Gather, from the listing beneath this task, every line holding the string "title".

Figure data in JSON:
---

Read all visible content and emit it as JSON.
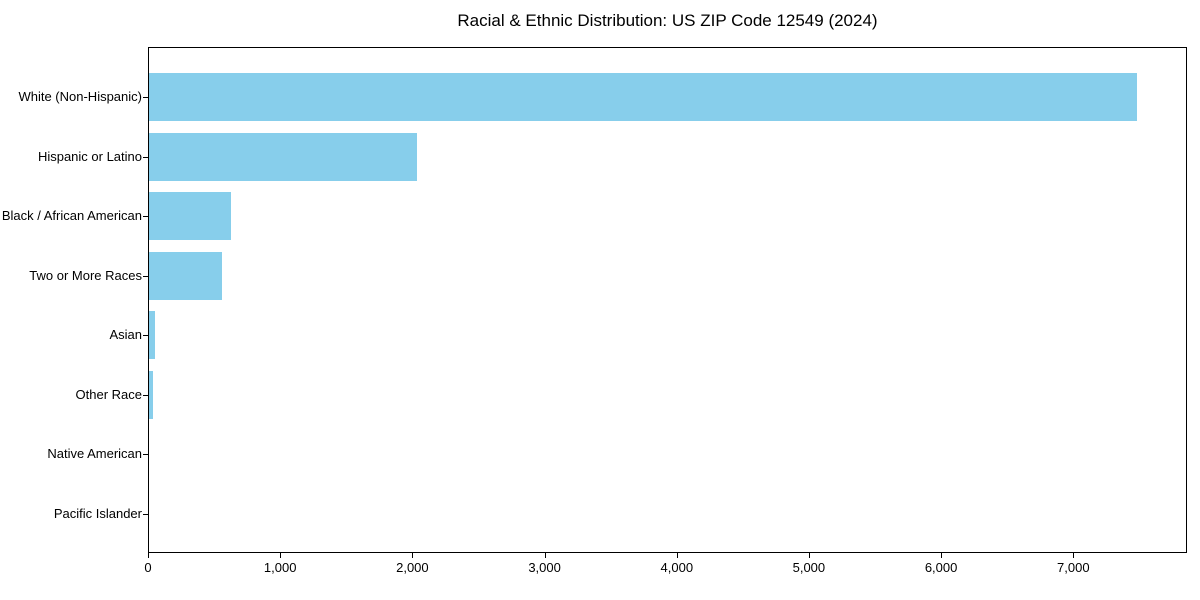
{
  "chart_data": {
    "type": "bar",
    "orientation": "horizontal",
    "title": "Racial & Ethnic Distribution: US ZIP Code 12549 (2024)",
    "categories": [
      "White (Non-Hispanic)",
      "Hispanic or Latino",
      "Black / African American",
      "Two or More Races",
      "Asian",
      "Other Race",
      "Native American",
      "Pacific Islander"
    ],
    "values": [
      7475,
      2030,
      620,
      555,
      47,
      32,
      0,
      0
    ],
    "xlabel": "",
    "ylabel": "",
    "xlim": [
      0,
      7860
    ],
    "x_ticks": [
      0,
      1000,
      2000,
      3000,
      4000,
      5000,
      6000,
      7000
    ],
    "x_tick_labels": [
      "0",
      "1,000",
      "2,000",
      "3,000",
      "4,000",
      "5,000",
      "6,000",
      "7,000"
    ],
    "grid": false,
    "legend": null,
    "bar_color": "#87CEEB",
    "frame_color": "#000000",
    "text_color": "#000000",
    "background_color": "#ffffff"
  }
}
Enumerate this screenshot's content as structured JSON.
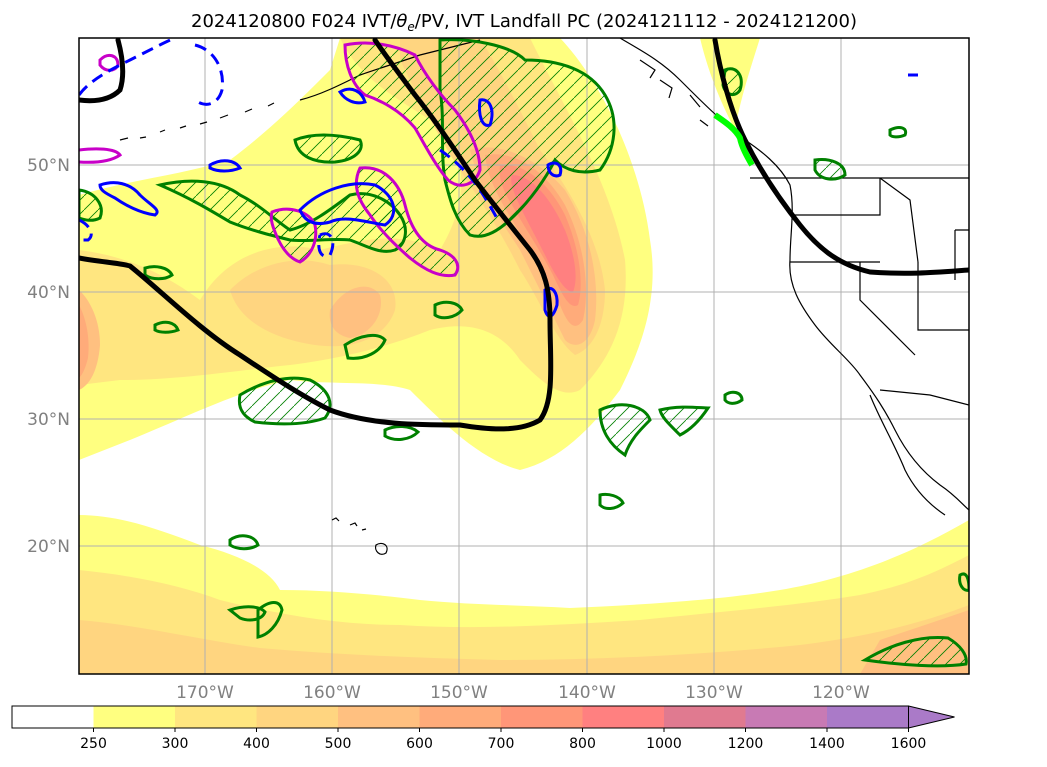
{
  "title": {
    "prefix": "2024120800 F024 IVT/",
    "theta": "θ",
    "sub": "e",
    "suffix": "/PV, IVT Landfall PC (2024121112 - 2024121200)"
  },
  "map": {
    "lat_labels": [
      "50°N",
      "40°N",
      "30°N",
      "20°N"
    ],
    "lon_labels": [
      "170°W",
      "160°W",
      "150°W",
      "140°W",
      "130°W",
      "120°W"
    ],
    "grid": true
  },
  "colorbar": {
    "unit": "",
    "ticks": [
      "250",
      "300",
      "400",
      "500",
      "600",
      "700",
      "800",
      "1000",
      "1200",
      "1400",
      "1600"
    ],
    "colors": [
      "#ffffff",
      "#ffff80",
      "#ffe680",
      "#ffd580",
      "#ffc080",
      "#ffab7a",
      "#ff9678",
      "#ff8080",
      "#e07a90",
      "#c87ab4",
      "#aa7ac8"
    ],
    "extend": "max"
  },
  "overlay_colors": {
    "ivt_pc_line": "#000000",
    "theta_e_contour": "#008000",
    "pv_positive": "#c800c8",
    "pv_contour": "#0000ff",
    "landfall_segment": "#00ff00"
  }
}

---

## EXERCISE RESPONSE
    "title": "Racial & Ethnic Distribution: US ZIP Code 12549 (2024)",
  "title": {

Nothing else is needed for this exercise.